Below are the records; collect from them each line containing the string "factor".

┌────────

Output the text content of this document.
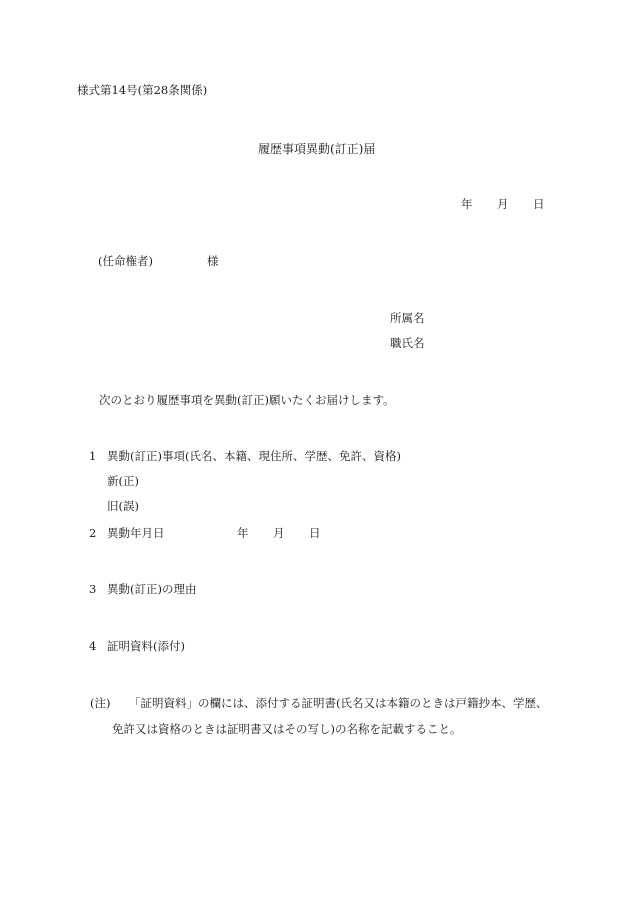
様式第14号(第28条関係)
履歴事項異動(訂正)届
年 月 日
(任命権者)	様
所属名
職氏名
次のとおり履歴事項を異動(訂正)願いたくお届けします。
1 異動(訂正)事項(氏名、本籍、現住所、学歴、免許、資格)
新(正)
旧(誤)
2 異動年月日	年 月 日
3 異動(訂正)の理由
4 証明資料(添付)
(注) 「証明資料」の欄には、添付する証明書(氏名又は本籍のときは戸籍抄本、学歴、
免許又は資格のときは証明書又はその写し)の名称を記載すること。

└────────
┌────────

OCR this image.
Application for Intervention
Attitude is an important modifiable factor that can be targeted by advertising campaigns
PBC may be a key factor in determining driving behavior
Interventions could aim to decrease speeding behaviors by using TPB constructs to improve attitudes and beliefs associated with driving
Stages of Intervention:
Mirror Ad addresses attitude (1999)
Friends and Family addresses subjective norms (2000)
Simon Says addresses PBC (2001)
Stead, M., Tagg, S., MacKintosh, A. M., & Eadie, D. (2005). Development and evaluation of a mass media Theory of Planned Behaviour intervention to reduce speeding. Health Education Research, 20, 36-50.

└────────

• [Solution below]:
Attitude is an important modifiable factor that can be targeted by advertising campaigns
PBC may be a key factor in determining driving behavior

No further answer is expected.